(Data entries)
○ ○ ○ ○ ○

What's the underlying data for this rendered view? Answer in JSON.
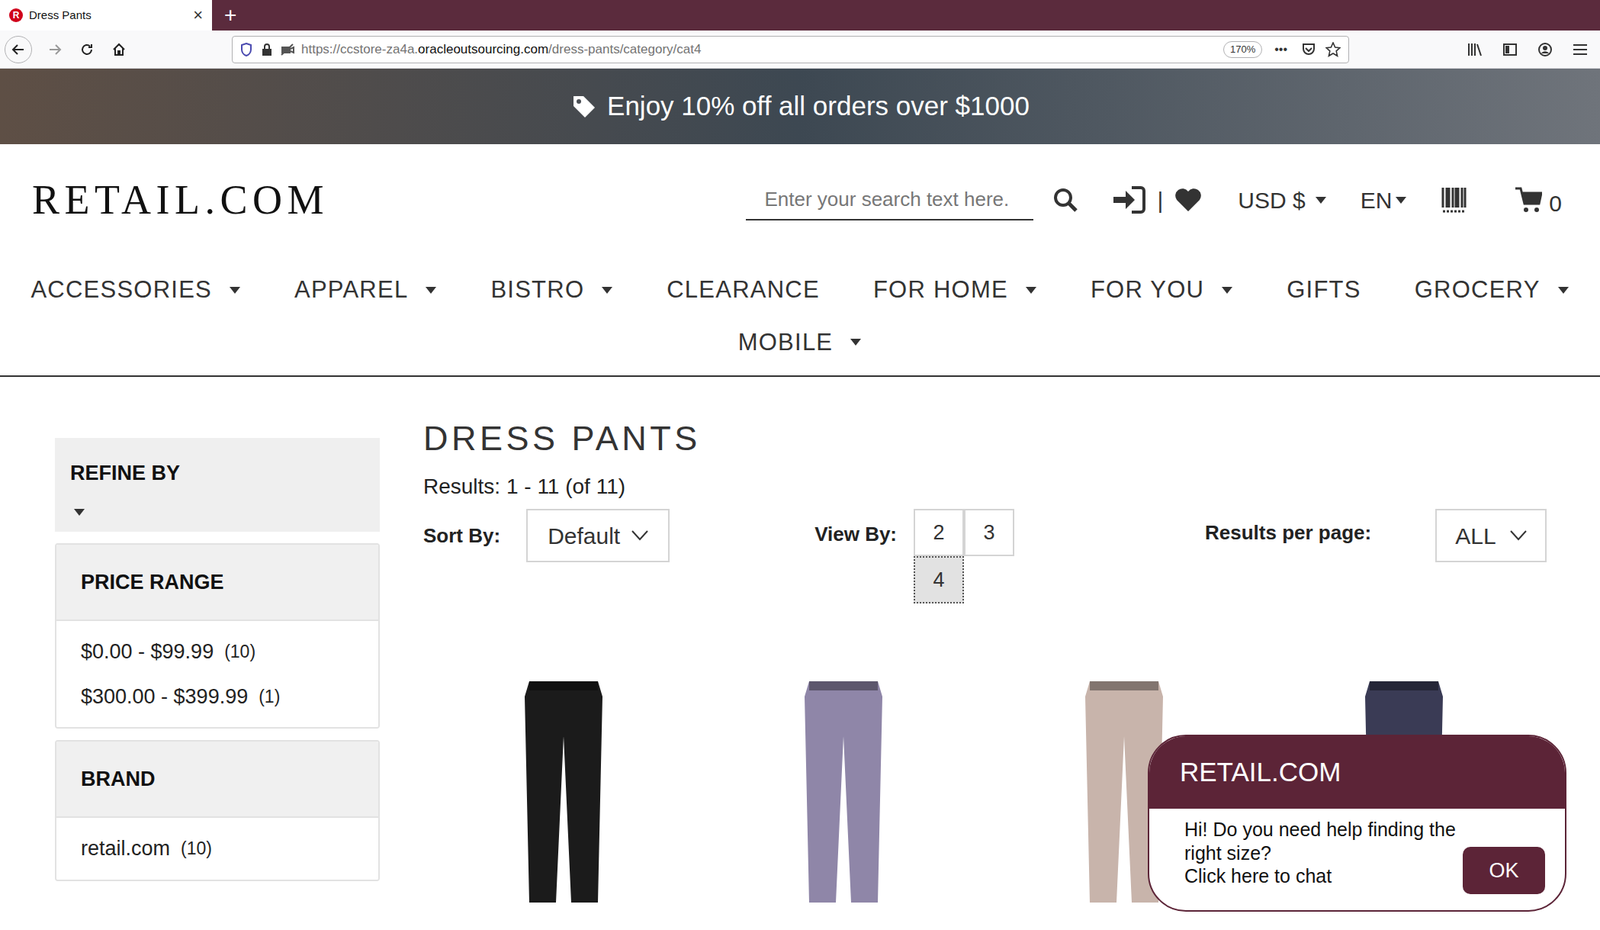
{
  "browser": {
    "tab": {
      "favicon": "R",
      "title": "Dress Pants",
      "close": "×"
    },
    "new_tab": "+",
    "url": {
      "prefix": "https://ccstore-za4a.",
      "domain": "oracleoutsourcing.com",
      "path": "/dress-pants/category/cat4"
    },
    "zoom": "170%",
    "more": "•••"
  },
  "banner": {
    "text": "Enjoy 10% off all orders over $1000"
  },
  "header": {
    "logo": "RETAIL.COM",
    "search": {
      "placeholder": "Enter your search text here."
    },
    "separator": "|",
    "currency": "USD $",
    "language": "EN",
    "cart_count": "0"
  },
  "nav": [
    {
      "label": "ACCESSORIES",
      "dropdown": true
    },
    {
      "label": "APPAREL",
      "dropdown": true
    },
    {
      "label": "BISTRO",
      "dropdown": true
    },
    {
      "label": "CLEARANCE",
      "dropdown": false
    },
    {
      "label": "FOR HOME",
      "dropdown": true
    },
    {
      "label": "FOR YOU",
      "dropdown": true
    },
    {
      "label": "GIFTS",
      "dropdown": false
    },
    {
      "label": "GROCERY",
      "dropdown": true
    },
    {
      "label": "MOBILE",
      "dropdown": true
    }
  ],
  "sidebar": {
    "title": "REFINE BY",
    "facets": [
      {
        "title": "PRICE RANGE",
        "options": [
          {
            "label": "$0.00 - $99.99",
            "count": "(10)"
          },
          {
            "label": "$300.00 - $399.99",
            "count": "(1)"
          }
        ]
      },
      {
        "title": "BRAND",
        "options": [
          {
            "label": "retail.com",
            "count": "(10)"
          }
        ]
      }
    ]
  },
  "main": {
    "title": "DRESS PANTS",
    "results": "Results: 1 - 11 (of 11)",
    "sort": {
      "label": "Sort By:",
      "value": "Default"
    },
    "view_by": {
      "label": "View By:",
      "options": [
        {
          "label": "2",
          "selected": false
        },
        {
          "label": "3",
          "selected": false
        },
        {
          "label": "4",
          "selected": true
        }
      ]
    },
    "per_page": {
      "label": "Results per page:",
      "value": "ALL"
    }
  },
  "products": [
    {
      "color": "#1b1b1b"
    },
    {
      "color": "#8f86a8"
    },
    {
      "color": "#c8b4ab"
    },
    {
      "color": "#3a3b55"
    }
  ],
  "chat": {
    "title": "RETAIL.COM",
    "message": [
      "Hi! Do you need help finding the",
      "right size?",
      "Click here to chat"
    ],
    "button": "OK"
  }
}
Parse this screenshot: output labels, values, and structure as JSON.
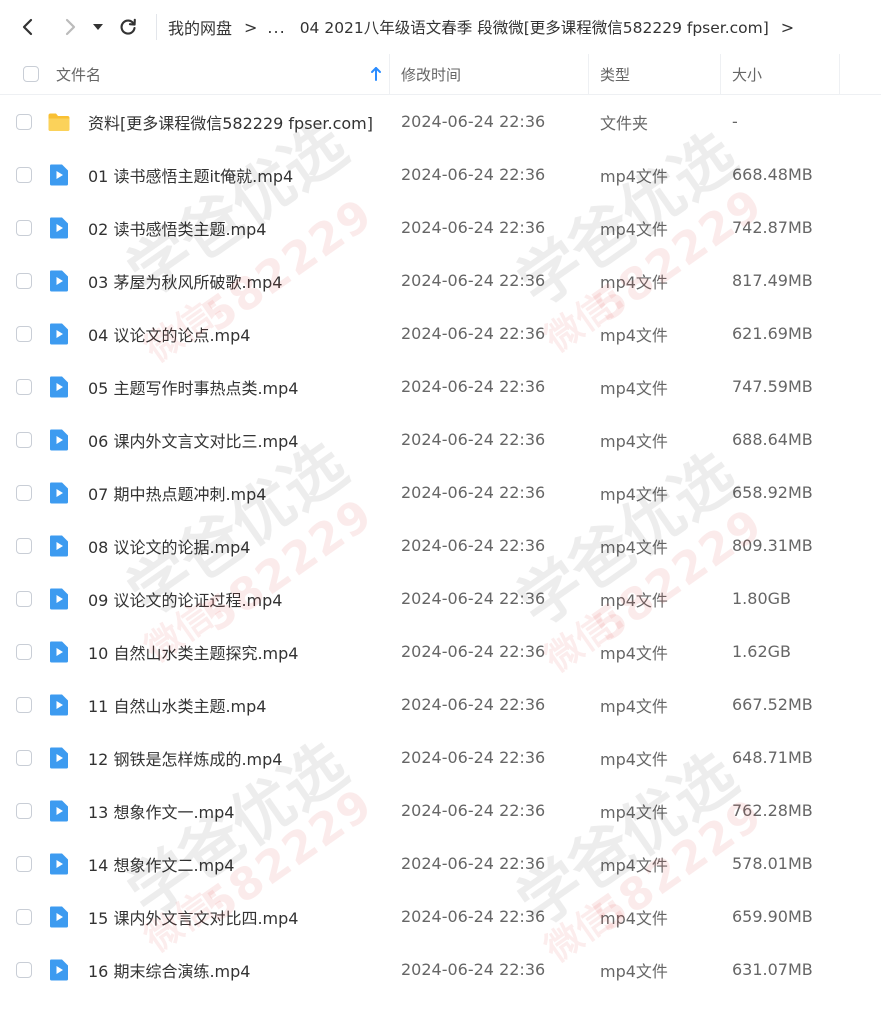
{
  "nav": {
    "back_label": "back",
    "forward_label": "forward",
    "dropdown_label": "history",
    "refresh_label": "refresh"
  },
  "breadcrumb": {
    "root": "我的网盘",
    "sep": ">",
    "ellipsis": "...",
    "current": "04 2021八年级语文春季 段微微[更多课程微信582229 fpser.com]",
    "trail": ">"
  },
  "columns": {
    "name": "文件名",
    "modified": "修改时间",
    "type": "类型",
    "size": "大小"
  },
  "files": [
    {
      "name": "资料[更多课程微信582229 fpser.com]",
      "modified": "2024-06-24 22:36",
      "type": "文件夹",
      "size": "-",
      "icon": "folder-icon"
    },
    {
      "name": "01 读书感悟主题it俺就.mp4",
      "modified": "2024-06-24 22:36",
      "type": "mp4文件",
      "size": "668.48MB",
      "icon": "video-file-icon"
    },
    {
      "name": "02 读书感悟类主题.mp4",
      "modified": "2024-06-24 22:36",
      "type": "mp4文件",
      "size": "742.87MB",
      "icon": "video-file-icon"
    },
    {
      "name": "03 茅屋为秋风所破歌.mp4",
      "modified": "2024-06-24 22:36",
      "type": "mp4文件",
      "size": "817.49MB",
      "icon": "video-file-icon"
    },
    {
      "name": "04 议论文的论点.mp4",
      "modified": "2024-06-24 22:36",
      "type": "mp4文件",
      "size": "621.69MB",
      "icon": "video-file-icon"
    },
    {
      "name": "05 主题写作时事热点类.mp4",
      "modified": "2024-06-24 22:36",
      "type": "mp4文件",
      "size": "747.59MB",
      "icon": "video-file-icon"
    },
    {
      "name": "06 课内外文言文对比三.mp4",
      "modified": "2024-06-24 22:36",
      "type": "mp4文件",
      "size": "688.64MB",
      "icon": "video-file-icon"
    },
    {
      "name": "07 期中热点题冲刺.mp4",
      "modified": "2024-06-24 22:36",
      "type": "mp4文件",
      "size": "658.92MB",
      "icon": "video-file-icon"
    },
    {
      "name": "08 议论文的论据.mp4",
      "modified": "2024-06-24 22:36",
      "type": "mp4文件",
      "size": "809.31MB",
      "icon": "video-file-icon"
    },
    {
      "name": "09 议论文的论证过程.mp4",
      "modified": "2024-06-24 22:36",
      "type": "mp4文件",
      "size": "1.80GB",
      "icon": "video-file-icon"
    },
    {
      "name": "10 自然山水类主题探究.mp4",
      "modified": "2024-06-24 22:36",
      "type": "mp4文件",
      "size": "1.62GB",
      "icon": "video-file-icon"
    },
    {
      "name": "11 自然山水类主题.mp4",
      "modified": "2024-06-24 22:36",
      "type": "mp4文件",
      "size": "667.52MB",
      "icon": "video-file-icon"
    },
    {
      "name": "12 钢铁是怎样炼成的.mp4",
      "modified": "2024-06-24 22:36",
      "type": "mp4文件",
      "size": "648.71MB",
      "icon": "video-file-icon"
    },
    {
      "name": "13 想象作文一.mp4",
      "modified": "2024-06-24 22:36",
      "type": "mp4文件",
      "size": "762.28MB",
      "icon": "video-file-icon"
    },
    {
      "name": "14 想象作文二.mp4",
      "modified": "2024-06-24 22:36",
      "type": "mp4文件",
      "size": "578.01MB",
      "icon": "video-file-icon"
    },
    {
      "name": "15 课内外文言文对比四.mp4",
      "modified": "2024-06-24 22:36",
      "type": "mp4文件",
      "size": "659.90MB",
      "icon": "video-file-icon"
    },
    {
      "name": "16 期末综合演练.mp4",
      "modified": "2024-06-24 22:36",
      "type": "mp4文件",
      "size": "631.07MB",
      "icon": "video-file-icon"
    }
  ],
  "watermark": {
    "line1": "学爸优选",
    "line2": "582229",
    "line3": "微信:"
  },
  "colors": {
    "accent": "#2a8cff",
    "folder": "#f9c033",
    "video": "#3d9bf0"
  }
}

○ ○ ○ ○ ○

## Challenge
Reproduce all of the data exactly; the pictures do not belong in the copy.

## Full output
What's the underlying data for this rendered view? Answer in JSON.
{
  "browser": {
    "tab": {
      "favicon": "R",
      "title": "Dress Pants",
      "close": "×"
    },
    "new_tab": "+",
    "url": {
      "prefix": "https://ccstore-za4a.",
      "domain": "oracleoutsourcing.com",
      "path": "/dress-pants/category/cat4"
    },
    "zoom": "170%",
    "more": "•••"
  },
  "banner": {
    "text": "Enjoy 10% off all orders over $1000"
  },
  "header": {
    "logo": "RETAIL.COM",
    "search": {
      "placeholder": "Enter your search text here."
    },
    "separator": "|",
    "currency": "USD $",
    "language": "EN",
    "cart_count": "0"
  },
  "nav": [
    {
      "label": "ACCESSORIES",
      "dropdown": true
    },
    {
      "label": "APPAREL",
      "dropdown": true
    },
    {
      "label": "BISTRO",
      "dropdown": true
    },
    {
      "label": "CLEARANCE",
      "dropdown": false
    },
    {
      "label": "FOR HOME",
      "dropdown": true
    },
    {
      "label": "FOR YOU",
      "dropdown": true
    },
    {
      "label": "GIFTS",
      "dropdown": false
    },
    {
      "label": "GROCERY",
      "dropdown": true
    },
    {
      "label": "MOBILE",
      "dropdown": true
    }
  ],
  "sidebar": {
    "title": "REFINE BY",
    "facets": [
      {
        "title": "PRICE RANGE",
        "options": [
          {
            "label": "$0.00 - $99.99",
            "count": "(10)"
          },
          {
            "label": "$300.00 - $399.99",
            "count": "(1)"
          }
        ]
      },
      {
        "title": "BRAND",
        "options": [
          {
            "label": "retail.com",
            "count": "(10)"
          }
        ]
      }
    ]
  },
  "main": {
    "title": "DRESS PANTS",
    "results": "Results: 1 - 11 (of 11)",
    "sort": {
      "label": "Sort By:",
      "value": "Default"
    },
    "view_by": {
      "label": "View By:",
      "options": [
        {
          "label": "2",
          "selected": false
        },
        {
          "label": "3",
          "selected": false
        },
        {
          "label": "4",
          "selected": true
        }
      ]
    },
    "per_page": {
      "label": "Results per page:",
      "value": "ALL"
    }
  },
  "products": [
    {
      "color": "#1b1b1b"
    },
    {
      "color": "#8f86a8"
    },
    {
      "color": "#c8b4ab"
    },
    {
      "color": "#3a3b55"
    }
  ],
  "chat": {
    "title": "RETAIL.COM",
    "message": [
      "Hi! Do you need help finding the",
      "right size?",
      "Click here to chat"
    ],
    "button": "OK"
  }
}
Parse this screenshot: output labels, values, and structure as JSON.
{
  "nav": {
    "back_label": "back",
    "forward_label": "forward",
    "dropdown_label": "history",
    "refresh_label": "refresh"
  },
  "breadcrumb": {
    "root": "我的网盘",
    "sep": ">",
    "ellipsis": "...",
    "current": "04 2021八年级语文春季 段微微[更多课程微信582229 fpser.com]",
    "trail": ">"
  },
  "columns": {
    "name": "文件名",
    "modified": "修改时间",
    "type": "类型",
    "size": "大小"
  },
  "files": [
    {
      "name": "资料[更多课程微信582229 fpser.com]",
      "modified": "2024-06-24 22:36",
      "type": "文件夹",
      "size": "-",
      "icon": "folder-icon"
    },
    {
      "name": "01 读书感悟主题it俺就.mp4",
      "modified": "2024-06-24 22:36",
      "type": "mp4文件",
      "size": "668.48MB",
      "icon": "video-file-icon"
    },
    {
      "name": "02 读书感悟类主题.mp4",
      "modified": "2024-06-24 22:36",
      "type": "mp4文件",
      "size": "742.87MB",
      "icon": "video-file-icon"
    },
    {
      "name": "03 茅屋为秋风所破歌.mp4",
      "modified": "2024-06-24 22:36",
      "type": "mp4文件",
      "size": "817.49MB",
      "icon": "video-file-icon"
    },
    {
      "name": "04 议论文的论点.mp4",
      "modified": "2024-06-24 22:36",
      "type": "mp4文件",
      "size": "621.69MB",
      "icon": "video-file-icon"
    },
    {
      "name": "05 主题写作时事热点类.mp4",
      "modified": "2024-06-24 22:36",
      "type": "mp4文件",
      "size": "747.59MB",
      "icon": "video-file-icon"
    },
    {
      "name": "06 课内外文言文对比三.mp4",
      "modified": "2024-06-24 22:36",
      "type": "mp4文件",
      "size": "688.64MB",
      "icon": "video-file-icon"
    },
    {
      "name": "07 期中热点题冲刺.mp4",
      "modified": "2024-06-24 22:36",
      "type": "mp4文件",
      "size": "658.92MB",
      "icon": "video-file-icon"
    },
    {
      "name": "08 议论文的论据.mp4",
      "modified": "2024-06-24 22:36",
      "type": "mp4文件",
      "size": "809.31MB",
      "icon": "video-file-icon"
    },
    {
      "name": "09 议论文的论证过程.mp4",
      "modified": "2024-06-24 22:36",
      "type": "mp4文件",
      "size": "1.80GB",
      "icon": "video-file-icon"
    },
    {
      "name": "10 自然山水类主题探究.mp4",
      "modified": "2024-06-24 22:36",
      "type": "mp4文件",
      "size": "1.62GB",
      "icon": "video-file-icon"
    },
    {
      "name": "11 自然山水类主题.mp4",
      "modified": "2024-06-24 22:36",
      "type": "mp4文件",
      "size": "667.52MB",
      "icon": "video-file-icon"
    },
    {
      "name": "12 钢铁是怎样炼成的.mp4",
      "modified": "2024-06-24 22:36",
      "type": "mp4文件",
      "size": "648.71MB",
      "icon": "video-file-icon"
    },
    {
      "name": "13 想象作文一.mp4",
      "modified": "2024-06-24 22:36",
      "type": "mp4文件",
      "size": "762.28MB",
      "icon": "video-file-icon"
    },
    {
      "name": "14 想象作文二.mp4",
      "modified": "2024-06-24 22:36",
      "type": "mp4文件",
      "size": "578.01MB",
      "icon": "video-file-icon"
    },
    {
      "name": "15 课内外文言文对比四.mp4",
      "modified": "2024-06-24 22:36",
      "type": "mp4文件",
      "size": "659.90MB",
      "icon": "video-file-icon"
    },
    {
      "name": "16 期末综合演练.mp4",
      "modified": "2024-06-24 22:36",
      "type": "mp4文件",
      "size": "631.07MB",
      "icon": "video-file-icon"
    }
  ],
  "watermark": {
    "line1": "学爸优选",
    "line2": "582229",
    "line3": "微信:"
  },
  "colors": {
    "accent": "#2a8cff",
    "folder": "#f9c033",
    "video": "#3d9bf0"
  }
}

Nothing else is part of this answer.